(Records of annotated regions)

━━━

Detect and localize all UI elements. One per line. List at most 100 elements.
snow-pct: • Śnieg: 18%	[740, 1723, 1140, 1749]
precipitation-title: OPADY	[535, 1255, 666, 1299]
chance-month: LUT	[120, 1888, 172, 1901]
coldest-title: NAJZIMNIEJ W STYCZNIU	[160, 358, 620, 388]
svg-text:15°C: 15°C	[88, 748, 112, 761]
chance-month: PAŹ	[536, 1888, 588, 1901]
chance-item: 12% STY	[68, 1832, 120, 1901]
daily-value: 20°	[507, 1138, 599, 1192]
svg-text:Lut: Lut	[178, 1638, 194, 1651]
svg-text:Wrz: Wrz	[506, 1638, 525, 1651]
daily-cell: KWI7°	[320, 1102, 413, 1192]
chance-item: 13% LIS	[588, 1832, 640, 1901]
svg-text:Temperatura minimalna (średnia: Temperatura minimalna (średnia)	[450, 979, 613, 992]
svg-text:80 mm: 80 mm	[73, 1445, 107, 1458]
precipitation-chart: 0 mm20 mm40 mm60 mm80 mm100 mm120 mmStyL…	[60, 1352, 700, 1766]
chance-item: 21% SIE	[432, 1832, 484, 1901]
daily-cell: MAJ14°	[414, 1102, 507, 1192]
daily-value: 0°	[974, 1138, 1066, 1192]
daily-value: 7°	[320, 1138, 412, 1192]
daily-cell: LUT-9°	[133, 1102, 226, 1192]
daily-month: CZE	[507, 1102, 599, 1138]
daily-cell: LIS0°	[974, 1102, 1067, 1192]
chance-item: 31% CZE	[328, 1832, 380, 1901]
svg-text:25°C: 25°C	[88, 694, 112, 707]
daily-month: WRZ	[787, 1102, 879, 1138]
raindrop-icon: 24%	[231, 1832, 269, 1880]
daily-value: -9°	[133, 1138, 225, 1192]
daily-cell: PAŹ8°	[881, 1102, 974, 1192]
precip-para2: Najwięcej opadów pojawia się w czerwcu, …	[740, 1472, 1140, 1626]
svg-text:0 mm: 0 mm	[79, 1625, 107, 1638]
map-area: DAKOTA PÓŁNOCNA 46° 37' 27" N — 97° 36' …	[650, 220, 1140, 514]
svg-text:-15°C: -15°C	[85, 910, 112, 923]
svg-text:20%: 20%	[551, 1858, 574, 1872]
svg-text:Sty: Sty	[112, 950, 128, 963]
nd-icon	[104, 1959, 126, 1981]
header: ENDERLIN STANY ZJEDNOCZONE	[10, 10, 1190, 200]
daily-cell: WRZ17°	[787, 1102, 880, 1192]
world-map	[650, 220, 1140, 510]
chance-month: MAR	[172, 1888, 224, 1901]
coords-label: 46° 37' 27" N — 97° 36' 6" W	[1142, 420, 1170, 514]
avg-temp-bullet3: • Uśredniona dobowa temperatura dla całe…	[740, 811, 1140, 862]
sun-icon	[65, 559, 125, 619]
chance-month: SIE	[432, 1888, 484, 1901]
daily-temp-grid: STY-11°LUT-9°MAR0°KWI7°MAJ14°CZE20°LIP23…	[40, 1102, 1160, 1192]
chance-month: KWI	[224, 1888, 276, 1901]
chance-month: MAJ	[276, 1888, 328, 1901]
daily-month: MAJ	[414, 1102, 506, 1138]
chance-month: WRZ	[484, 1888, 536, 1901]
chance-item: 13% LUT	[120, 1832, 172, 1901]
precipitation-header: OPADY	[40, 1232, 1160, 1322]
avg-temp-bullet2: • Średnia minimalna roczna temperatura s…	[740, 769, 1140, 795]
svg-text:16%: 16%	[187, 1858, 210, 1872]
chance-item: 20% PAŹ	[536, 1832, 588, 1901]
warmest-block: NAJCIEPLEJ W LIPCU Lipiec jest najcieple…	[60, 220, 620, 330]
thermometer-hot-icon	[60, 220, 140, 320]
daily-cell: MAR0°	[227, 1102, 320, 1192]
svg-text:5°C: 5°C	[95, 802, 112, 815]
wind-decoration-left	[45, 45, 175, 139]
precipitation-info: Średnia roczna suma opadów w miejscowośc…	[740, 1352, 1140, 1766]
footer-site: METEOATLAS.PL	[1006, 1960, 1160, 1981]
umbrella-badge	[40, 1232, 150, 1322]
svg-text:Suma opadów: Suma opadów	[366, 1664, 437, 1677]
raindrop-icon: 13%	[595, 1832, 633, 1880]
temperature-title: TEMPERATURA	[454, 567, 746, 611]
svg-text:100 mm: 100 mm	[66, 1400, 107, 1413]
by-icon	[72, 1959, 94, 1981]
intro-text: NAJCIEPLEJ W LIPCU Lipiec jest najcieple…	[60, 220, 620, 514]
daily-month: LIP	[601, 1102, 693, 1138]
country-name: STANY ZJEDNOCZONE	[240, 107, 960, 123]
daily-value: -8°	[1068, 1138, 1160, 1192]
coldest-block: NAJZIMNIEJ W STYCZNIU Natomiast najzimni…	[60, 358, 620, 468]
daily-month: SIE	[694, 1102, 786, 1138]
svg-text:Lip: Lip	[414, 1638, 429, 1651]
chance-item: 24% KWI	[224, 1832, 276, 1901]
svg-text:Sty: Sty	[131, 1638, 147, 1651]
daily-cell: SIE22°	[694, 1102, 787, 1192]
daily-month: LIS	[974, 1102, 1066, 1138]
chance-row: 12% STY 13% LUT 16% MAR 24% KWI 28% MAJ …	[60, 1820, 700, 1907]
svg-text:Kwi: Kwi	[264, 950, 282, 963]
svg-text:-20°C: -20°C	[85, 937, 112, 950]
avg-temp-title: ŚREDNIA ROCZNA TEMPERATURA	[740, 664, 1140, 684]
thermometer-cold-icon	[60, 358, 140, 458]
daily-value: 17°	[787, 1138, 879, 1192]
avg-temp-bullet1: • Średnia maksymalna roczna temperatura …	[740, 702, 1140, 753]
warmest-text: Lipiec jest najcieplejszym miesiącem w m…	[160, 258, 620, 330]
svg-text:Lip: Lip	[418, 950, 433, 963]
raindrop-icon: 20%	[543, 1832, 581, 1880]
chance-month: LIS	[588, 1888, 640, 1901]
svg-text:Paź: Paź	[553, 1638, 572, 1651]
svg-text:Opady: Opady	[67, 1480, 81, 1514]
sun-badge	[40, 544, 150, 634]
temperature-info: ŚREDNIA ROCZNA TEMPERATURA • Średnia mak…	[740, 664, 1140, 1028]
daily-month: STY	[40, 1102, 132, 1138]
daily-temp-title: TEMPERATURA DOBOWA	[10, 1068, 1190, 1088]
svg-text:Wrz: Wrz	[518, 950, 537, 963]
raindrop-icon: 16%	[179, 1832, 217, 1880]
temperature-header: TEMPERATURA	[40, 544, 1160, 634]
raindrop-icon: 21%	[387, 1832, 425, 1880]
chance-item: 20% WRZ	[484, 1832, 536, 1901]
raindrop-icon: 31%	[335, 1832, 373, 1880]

━━━

• Written request: Can you copy out every line of the records above without changing anything?

• Problem solution:
Detect and localize all UI elements. One per line. List at most 100 elements.
snow-pct: • Śnieg: 18%	[740, 1723, 1140, 1749]
precipitation-title: OPADY	[535, 1255, 666, 1299]
chance-month: LUT	[120, 1888, 172, 1901]
coldest-title: NAJZIMNIEJ W STYCZNIU	[160, 358, 620, 388]
svg-text:15°C: 15°C	[88, 748, 112, 761]
chance-month: PAŹ	[536, 1888, 588, 1901]
chance-item: 12% STY	[68, 1832, 120, 1901]
daily-value: 20°	[507, 1138, 599, 1192]
svg-text:Lut: Lut	[178, 1638, 194, 1651]
svg-text:Wrz: Wrz	[506, 1638, 525, 1651]
daily-cell: KWI7°	[320, 1102, 413, 1192]
chance-item: 13% LIS	[588, 1832, 640, 1901]
svg-text:Temperatura minimalna (średnia: Temperatura minimalna (średnia)	[450, 979, 613, 992]
svg-text:80 mm: 80 mm	[73, 1445, 107, 1458]
precipitation-chart: 0 mm20 mm40 mm60 mm80 mm100 mm120 mmStyL…	[60, 1352, 700, 1766]
chance-item: 21% SIE	[432, 1832, 484, 1901]
daily-cell: MAJ14°	[414, 1102, 507, 1192]
daily-value: 0°	[974, 1138, 1066, 1192]
daily-value: 7°	[320, 1138, 412, 1192]
daily-cell: LUT-9°	[133, 1102, 226, 1192]
daily-month: CZE	[507, 1102, 599, 1138]
daily-cell: LIS0°	[974, 1102, 1067, 1192]
chance-item: 31% CZE	[328, 1832, 380, 1901]
svg-text:25°C: 25°C	[88, 694, 112, 707]
daily-month: WRZ	[787, 1102, 879, 1138]
raindrop-icon: 24%	[231, 1832, 269, 1880]
daily-value: -9°	[133, 1138, 225, 1192]
daily-cell: PAŹ8°	[881, 1102, 974, 1192]
precip-para2: Najwięcej opadów pojawia się w czerwcu, …	[740, 1472, 1140, 1626]
svg-text:0 mm: 0 mm	[79, 1625, 107, 1638]
map-area: DAKOTA PÓŁNOCNA 46° 37' 27" N — 97° 36' …	[650, 220, 1140, 514]
svg-text:-15°C: -15°C	[85, 910, 112, 923]
svg-text:20%: 20%	[551, 1858, 574, 1872]
svg-text:Sty: Sty	[112, 950, 128, 963]
nd-icon	[104, 1959, 126, 1981]
header: ENDERLIN STANY ZJEDNOCZONE	[10, 10, 1190, 200]
daily-cell: WRZ17°	[787, 1102, 880, 1192]
world-map	[650, 220, 1140, 510]
chance-month: MAR	[172, 1888, 224, 1901]
coords-label: 46° 37' 27" N — 97° 36' 6" W	[1142, 420, 1170, 514]
avg-temp-bullet3: • Uśredniona dobowa temperatura dla całe…	[740, 811, 1140, 862]
sun-icon	[65, 559, 125, 619]
chance-month: SIE	[432, 1888, 484, 1901]
daily-temp-grid: STY-11°LUT-9°MAR0°KWI7°MAJ14°CZE20°LIP23…	[40, 1102, 1160, 1192]
chance-month: KWI	[224, 1888, 276, 1901]
chance-month: MAJ	[276, 1888, 328, 1901]
daily-month: MAJ	[414, 1102, 506, 1138]
chance-month: WRZ	[484, 1888, 536, 1901]
chance-item: 13% LUT	[120, 1832, 172, 1901]
precipitation-header: OPADY	[40, 1232, 1160, 1322]
avg-temp-bullet2: • Średnia minimalna roczna temperatura s…	[740, 769, 1140, 795]
svg-text:16%: 16%	[187, 1858, 210, 1872]
chance-item: 20% PAŹ	[536, 1832, 588, 1901]
warmest-block: NAJCIEPLEJ W LIPCU Lipiec jest najcieple…	[60, 220, 620, 330]
thermometer-hot-icon	[60, 220, 140, 320]
daily-cell: MAR0°	[227, 1102, 320, 1192]
svg-text:5°C: 5°C	[95, 802, 112, 815]
wind-decoration-left	[45, 45, 175, 139]
precipitation-info: Średnia roczna suma opadów w miejscowośc…	[740, 1352, 1140, 1766]
footer-site: METEOATLAS.PL	[1006, 1960, 1160, 1981]
umbrella-badge	[40, 1232, 150, 1322]
svg-text:Suma opadów: Suma opadów	[366, 1664, 437, 1677]
raindrop-icon: 13%	[595, 1832, 633, 1880]
temperature-title: TEMPERATURA	[454, 567, 746, 611]
svg-text:100 mm: 100 mm	[66, 1400, 107, 1413]
by-icon	[72, 1959, 94, 1981]
intro-text: NAJCIEPLEJ W LIPCU Lipiec jest najcieple…	[60, 220, 620, 514]
daily-month: LIP	[601, 1102, 693, 1138]
country-name: STANY ZJEDNOCZONE	[240, 107, 960, 123]
daily-value: -8°	[1068, 1138, 1160, 1192]
coldest-block: NAJZIMNIEJ W STYCZNIU Natomiast najzimni…	[60, 358, 620, 468]
daily-month: SIE	[694, 1102, 786, 1138]
svg-text:Lip: Lip	[414, 1638, 429, 1651]
chance-item: 24% KWI	[224, 1832, 276, 1901]
svg-text:Sty: Sty	[131, 1638, 147, 1651]
daily-cell: SIE22°	[694, 1102, 787, 1192]
daily-month: LIS	[974, 1102, 1066, 1138]
chance-row: 12% STY 13% LUT 16% MAR 24% KWI 28% MAJ …	[60, 1820, 700, 1907]
svg-text:Kwi: Kwi	[264, 950, 282, 963]
svg-text:-20°C: -20°C	[85, 937, 112, 950]
avg-temp-title: ŚREDNIA ROCZNA TEMPERATURA	[740, 664, 1140, 684]
thermometer-cold-icon	[60, 358, 140, 458]
daily-value: 17°	[787, 1138, 879, 1192]
avg-temp-bullet1: • Średnia maksymalna roczna temperatura …	[740, 702, 1140, 753]
warmest-text: Lipiec jest najcieplejszym miesiącem w m…	[160, 258, 620, 330]
svg-text:Lip: Lip	[418, 950, 433, 963]
raindrop-icon: 20%	[543, 1832, 581, 1880]
chance-month: LIS	[588, 1888, 640, 1901]
svg-text:Paź: Paź	[553, 1638, 572, 1651]
svg-text:Opady: Opady	[67, 1480, 81, 1514]
sun-badge	[40, 544, 150, 634]
temperature-info: ŚREDNIA ROCZNA TEMPERATURA • Średnia mak…	[740, 664, 1140, 1028]
daily-month: STY	[40, 1102, 132, 1138]
daily-temp-title: TEMPERATURA DOBOWA	[10, 1068, 1190, 1088]
svg-text:Wrz: Wrz	[518, 950, 537, 963]
raindrop-icon: 16%	[179, 1832, 217, 1880]
temperature-header: TEMPERATURA	[40, 544, 1160, 634]
raindrop-icon: 21%	[387, 1832, 425, 1880]
chance-item: 20% WRZ	[484, 1832, 536, 1901]
raindrop-icon: 31%	[335, 1832, 373, 1880]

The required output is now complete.